> **Instruction**: The entries below contain pictures. Retype everything except those pictures, exactly as given.

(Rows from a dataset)
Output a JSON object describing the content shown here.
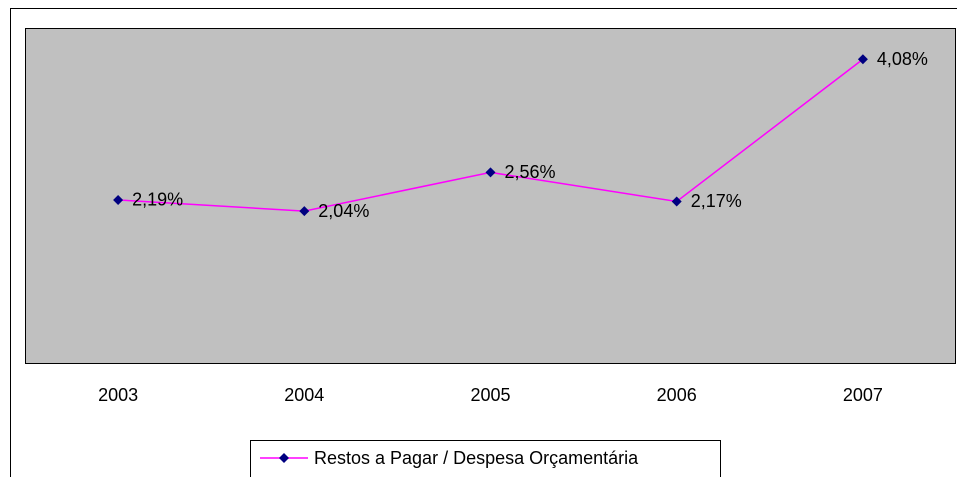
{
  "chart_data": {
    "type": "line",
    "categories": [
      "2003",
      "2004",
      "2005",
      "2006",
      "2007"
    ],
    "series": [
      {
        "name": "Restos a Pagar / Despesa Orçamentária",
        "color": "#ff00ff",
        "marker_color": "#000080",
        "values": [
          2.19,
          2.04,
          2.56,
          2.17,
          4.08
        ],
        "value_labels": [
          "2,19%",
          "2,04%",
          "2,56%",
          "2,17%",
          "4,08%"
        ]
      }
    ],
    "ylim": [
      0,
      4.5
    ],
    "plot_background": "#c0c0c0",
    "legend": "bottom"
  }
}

> **The solution**:
Output a JSON object describing the content shown here.
{
  "chart_data": {
    "type": "line",
    "categories": [
      "2003",
      "2004",
      "2005",
      "2006",
      "2007"
    ],
    "series": [
      {
        "name": "Restos a Pagar / Despesa Orçamentária",
        "color": "#ff00ff",
        "marker_color": "#000080",
        "values": [
          2.19,
          2.04,
          2.56,
          2.17,
          4.08
        ],
        "value_labels": [
          "2,19%",
          "2,04%",
          "2,56%",
          "2,17%",
          "4,08%"
        ]
      }
    ],
    "ylim": [
      0,
      4.5
    ],
    "plot_background": "#c0c0c0",
    "legend": "bottom"
  }
}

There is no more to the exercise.